Stated goal
Using the data below, gather each line that includes the word "name".
──────── Records for this exercise ────────
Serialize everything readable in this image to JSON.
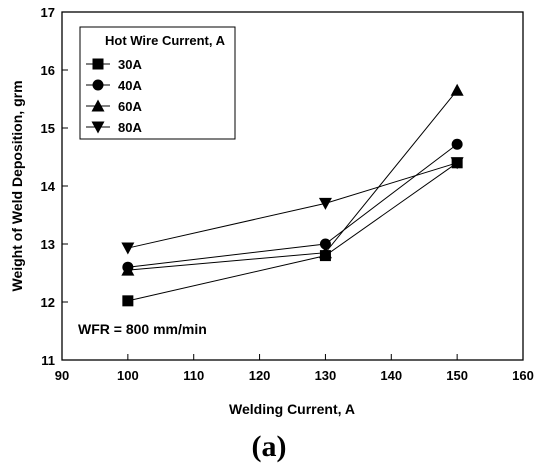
{
  "chart_data": {
    "type": "line",
    "title": "",
    "xlabel": "Welding Current, A",
    "ylabel": "Weight of Weld Deposition, grm",
    "xlim": [
      90,
      160
    ],
    "ylim": [
      11,
      17
    ],
    "xticks": [
      90,
      100,
      110,
      120,
      130,
      140,
      150,
      160
    ],
    "yticks": [
      11,
      12,
      13,
      14,
      15,
      16,
      17
    ],
    "x": [
      100,
      130,
      150
    ],
    "legend_title": "Hot Wire Current, A",
    "legend_position": "top-left",
    "grid": false,
    "series": [
      {
        "name": "30A",
        "marker": "square",
        "values": [
          12.02,
          12.8,
          14.4
        ]
      },
      {
        "name": "40A",
        "marker": "circle",
        "values": [
          12.6,
          13.0,
          14.72
        ]
      },
      {
        "name": "60A",
        "marker": "triangle-up",
        "values": [
          12.55,
          12.85,
          15.65
        ]
      },
      {
        "name": "80A",
        "marker": "triangle-down",
        "values": [
          12.93,
          13.7,
          14.4
        ]
      }
    ],
    "annotation": "WFR = 800 mm/min"
  },
  "caption": "(a)"
}
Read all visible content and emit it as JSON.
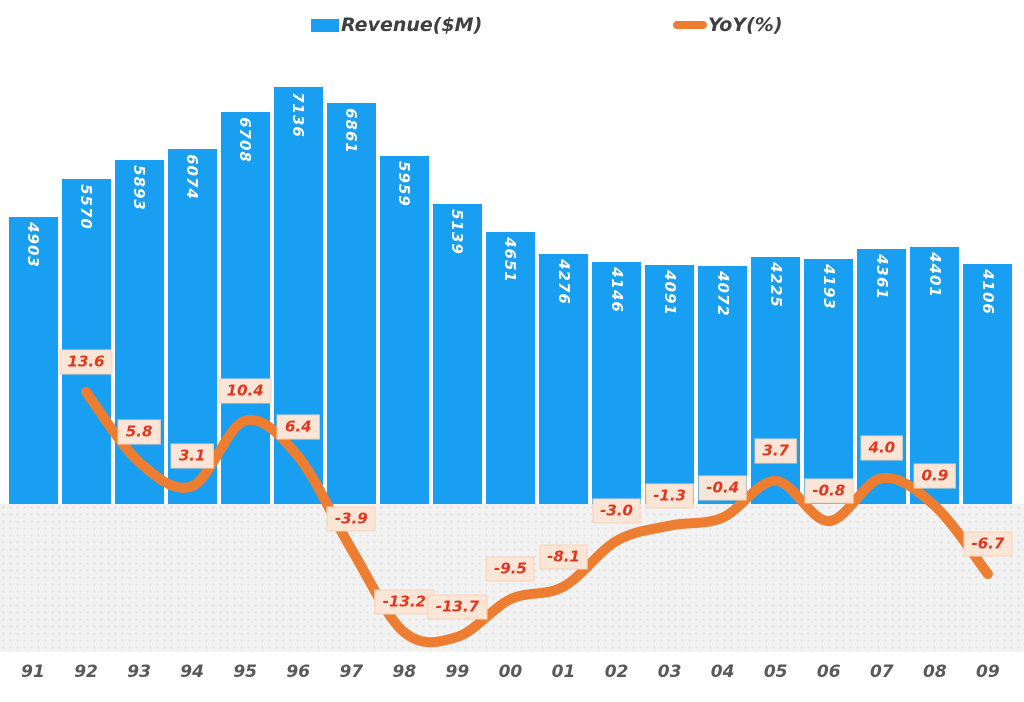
{
  "legend": {
    "revenue_label": "Revenue($M)",
    "yoy_label": "YoY(%)"
  },
  "colors": {
    "bar": "#189FF2",
    "line": "#ED7D31",
    "yoy_label_bg": "#FBE5D6",
    "yoy_label_border": "#F6D3B8",
    "yoy_label_text": "#E5341C",
    "bar_value_text": "#FFFFFF",
    "axis_text": "#595959",
    "legend_text": "#404040",
    "below_zero_bg": "#F2F2F2"
  },
  "chart_data": {
    "type": "bar",
    "subtype": "combo-bar-line",
    "title": "",
    "xlabel": "",
    "ylabel": "",
    "legend_position": "top",
    "grid": false,
    "data_labels": true,
    "categories": [
      "91",
      "92",
      "93",
      "94",
      "95",
      "96",
      "97",
      "98",
      "99",
      "00",
      "01",
      "02",
      "03",
      "04",
      "05",
      "06",
      "07",
      "08",
      "09"
    ],
    "series": [
      {
        "name": "Revenue($M)",
        "type": "bar",
        "values": [
          4903,
          5570,
          5893,
          6074,
          6708,
          7136,
          6861,
          5959,
          5139,
          4651,
          4276,
          4146,
          4091,
          4072,
          4225,
          4193,
          4361,
          4401,
          4106
        ]
      },
      {
        "name": "YoY(%)",
        "type": "line",
        "values": [
          null,
          13.6,
          5.8,
          3.1,
          10.4,
          6.4,
          -3.9,
          -13.2,
          -13.7,
          -9.5,
          -8.1,
          -3.0,
          -1.3,
          -0.4,
          3.7,
          -0.8,
          4.0,
          0.9,
          -6.7
        ]
      }
    ]
  }
}
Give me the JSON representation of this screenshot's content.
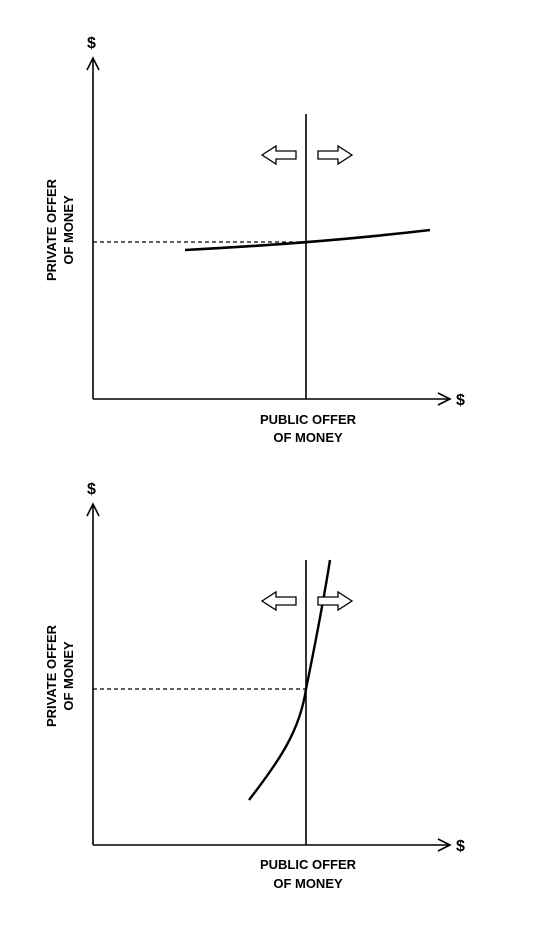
{
  "diagrams": [
    {
      "y_axis_symbol": "$",
      "x_axis_symbol": "$",
      "y_label_line1": "PRIVATE OFFER",
      "y_label_line2": "OF MONEY",
      "x_label_line1": "PUBLIC OFFER",
      "x_label_line2": "OF MONEY",
      "curve": "flat",
      "arrows": [
        "left",
        "right"
      ]
    },
    {
      "y_axis_symbol": "$",
      "x_axis_symbol": "$",
      "y_label_line1": "PRIVATE OFFER",
      "y_label_line2": "OF MONEY",
      "x_label_line1": "PUBLIC OFFER",
      "x_label_line2": "OF MONEY",
      "curve": "steep",
      "arrows": [
        "left",
        "right"
      ]
    }
  ],
  "colors": {
    "stroke": "#000000",
    "background": "#ffffff"
  }
}
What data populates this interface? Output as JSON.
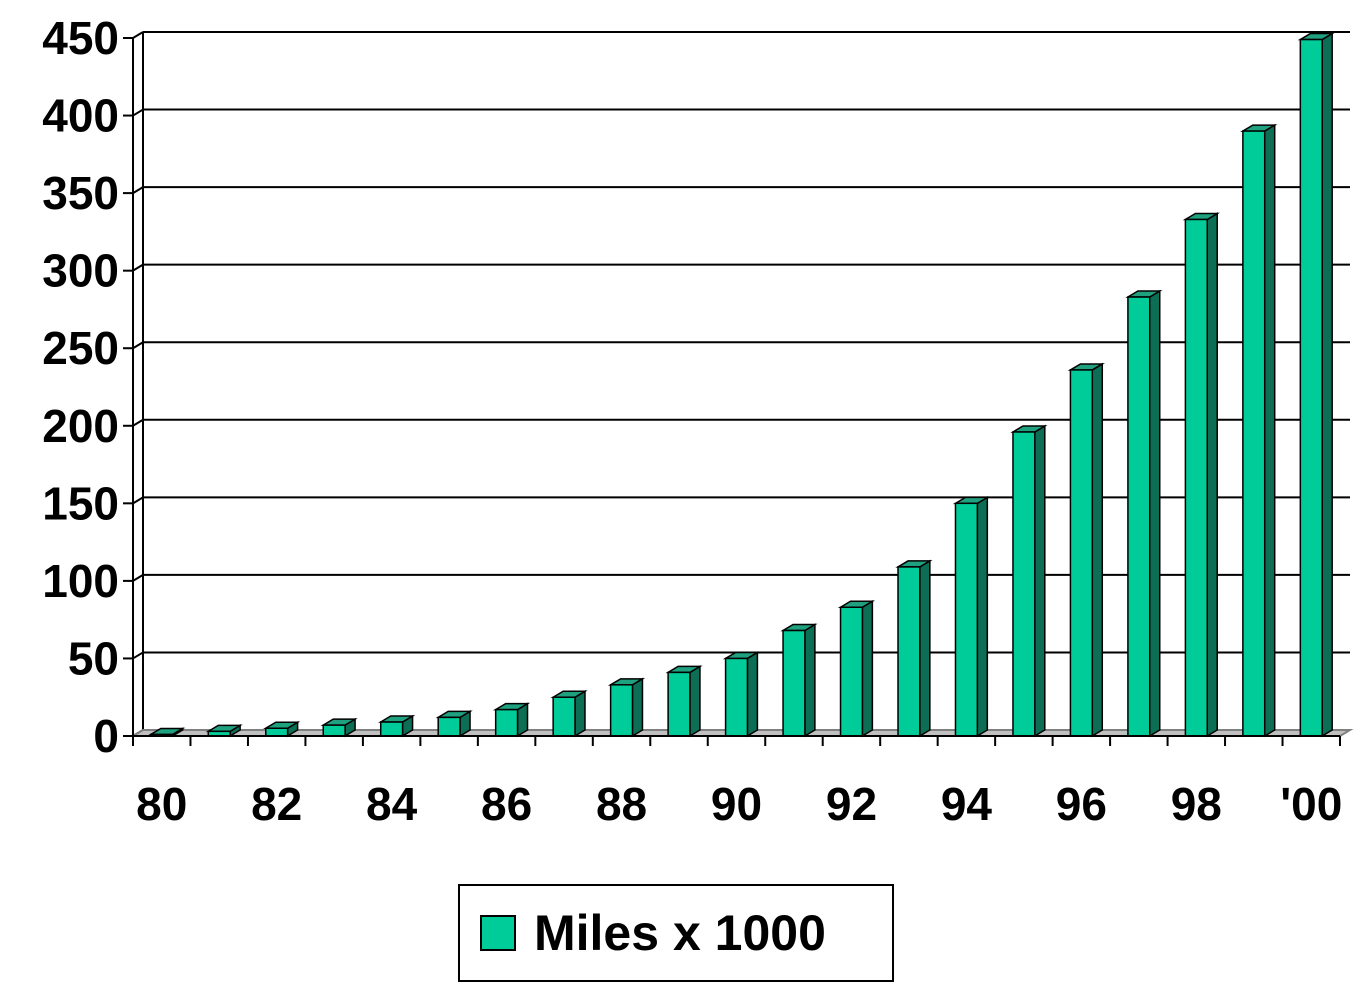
{
  "colors": {
    "bar_front": "#00CC99",
    "bar_top": "#1FA07F",
    "bar_side": "#0B6E55",
    "grid": "#000000",
    "floor": "#808080"
  },
  "chart_data": {
    "type": "bar",
    "title": "",
    "xlabel": "",
    "ylabel": "",
    "ylim": [
      0,
      450
    ],
    "yticks": [
      0,
      50,
      100,
      150,
      200,
      250,
      300,
      350,
      400,
      450
    ],
    "grid": true,
    "legend_position": "bottom",
    "categories": [
      "80",
      "81",
      "82",
      "83",
      "84",
      "85",
      "86",
      "87",
      "88",
      "89",
      "90",
      "91",
      "92",
      "93",
      "94",
      "95",
      "96",
      "97",
      "98",
      "99",
      "'00"
    ],
    "xtick_labels": [
      "80",
      "82",
      "84",
      "86",
      "88",
      "90",
      "92",
      "94",
      "96",
      "98",
      "'00"
    ],
    "series": [
      {
        "name": "Miles x 1000",
        "values": [
          1,
          3,
          5,
          7,
          9,
          12,
          17,
          25,
          33,
          41,
          50,
          68,
          83,
          109,
          150,
          196,
          236,
          283,
          333,
          390,
          449
        ]
      }
    ]
  }
}
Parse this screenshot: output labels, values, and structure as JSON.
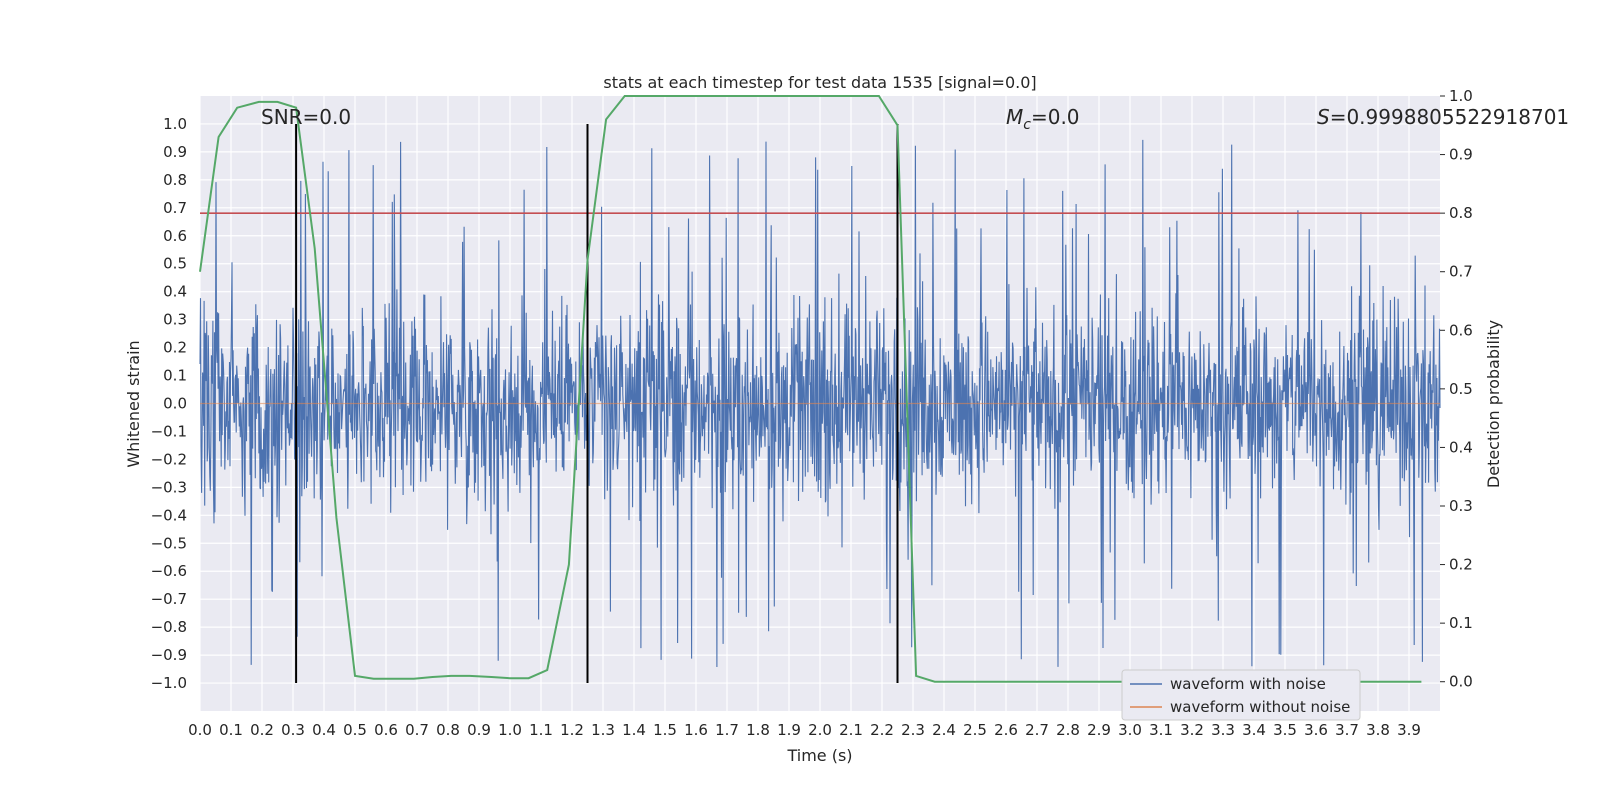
{
  "chart_data": {
    "type": "line",
    "title": "stats at each timestep for test data 1535 [signal=0.0]",
    "xlabel": "Time (s)",
    "ylabel": "Whitened strain",
    "ylabel_right": "Detection probability",
    "xlim": [
      0.0,
      4.0
    ],
    "ylim": [
      -1.1,
      1.1
    ],
    "ylim_right": [
      -0.05,
      1.0
    ],
    "x_ticks": [
      "0.0",
      "0.1",
      "0.2",
      "0.3",
      "0.4",
      "0.5",
      "0.6",
      "0.7",
      "0.8",
      "0.9",
      "1.0",
      "1.1",
      "1.2",
      "1.3",
      "1.4",
      "1.5",
      "1.6",
      "1.7",
      "1.8",
      "1.9",
      "2.0",
      "2.1",
      "2.2",
      "2.3",
      "2.4",
      "2.5",
      "2.6",
      "2.7",
      "2.8",
      "2.9",
      "3.0",
      "3.1",
      "3.2",
      "3.3",
      "3.4",
      "3.5",
      "3.6",
      "3.7",
      "3.8",
      "3.9"
    ],
    "y_ticks": [
      "1.0",
      "0.9",
      "0.8",
      "0.7",
      "0.6",
      "0.5",
      "0.4",
      "0.3",
      "0.2",
      "0.1",
      "0.0",
      "−0.1",
      "−0.2",
      "−0.3",
      "−0.4",
      "−0.5",
      "−0.6",
      "−0.7",
      "−0.8",
      "−0.9",
      "−1.0"
    ],
    "y_ticks_right": [
      "1.0",
      "0.9",
      "0.8",
      "0.7",
      "0.6",
      "0.5",
      "0.4",
      "0.3",
      "0.2",
      "0.1",
      "0.0"
    ],
    "grid": true,
    "legend_position": "lower-right",
    "annotations": {
      "snr": "SNR=0.0",
      "mc_symbol": "M",
      "mc_sub": "c",
      "mc_value": "=0.0",
      "s_symbol": "S",
      "s_value": "=0.999880552291870​1"
    },
    "threshold": {
      "value": 0.8,
      "axis": "right",
      "color": "#c44e52"
    },
    "vertical_markers": [
      0.31,
      1.25,
      2.25
    ],
    "series": [
      {
        "name": "waveform with noise",
        "color": "#4c72b0",
        "description_of_shape": "dense noise filling roughly -0.4 to 0.4 with spikes up to ±1.0 over 0–4 s",
        "noise_amplitude": 0.4,
        "spike_max": 1.0
      },
      {
        "name": "waveform without noise",
        "color": "#dd8452",
        "values_constant": 0.0
      },
      {
        "name": "detection probability",
        "color": "#55a868",
        "axis": "right",
        "x": [
          0.0,
          0.06,
          0.12,
          0.19,
          0.25,
          0.31,
          0.37,
          0.44,
          0.5,
          0.56,
          0.62,
          0.69,
          0.75,
          0.81,
          0.87,
          0.94,
          1.0,
          1.06,
          1.12,
          1.19,
          1.25,
          1.31,
          1.37,
          1.44,
          1.5,
          1.56,
          1.62,
          1.69,
          1.75,
          1.81,
          1.87,
          1.94,
          2.0,
          2.06,
          2.12,
          2.19,
          2.25,
          2.31,
          2.37,
          2.44,
          2.5,
          2.56,
          2.62,
          2.69,
          2.75,
          2.81,
          2.87,
          2.94,
          3.0,
          3.06,
          3.12,
          3.19,
          3.25,
          3.31,
          3.37,
          3.44,
          3.5,
          3.56,
          3.62,
          3.69,
          3.75,
          3.81,
          3.87,
          3.94
        ],
        "values": [
          0.7,
          0.93,
          0.98,
          0.99,
          0.99,
          0.98,
          0.74,
          0.28,
          0.01,
          0.005,
          0.005,
          0.005,
          0.008,
          0.01,
          0.01,
          0.008,
          0.006,
          0.006,
          0.02,
          0.2,
          0.72,
          0.96,
          1.0,
          1.0,
          1.0,
          1.0,
          1.0,
          1.0,
          1.0,
          1.0,
          1.0,
          1.0,
          1.0,
          1.0,
          1.0,
          1.0,
          0.95,
          0.01,
          0.0,
          0.0,
          0.0,
          0.0,
          0.0,
          0.0,
          0.0,
          0.0,
          0.0,
          0.0,
          0.0,
          0.0,
          0.0,
          0.0,
          0.0,
          0.0,
          0.0,
          0.0,
          0.0,
          0.0,
          0.0,
          0.0,
          0.0,
          0.0,
          0.0,
          0.0
        ]
      }
    ]
  }
}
────────
Task output
        "name": "30A",
        "name": "40A",
        "name": "60A",
        "name": "80A",
        "name": "Revenue($M)",
        "name": "YoY(%)",
        "name": "Miles x 1000",
        "name": "waveform with noise",
        "name": "waveform without noise",
        "name": "detection probability",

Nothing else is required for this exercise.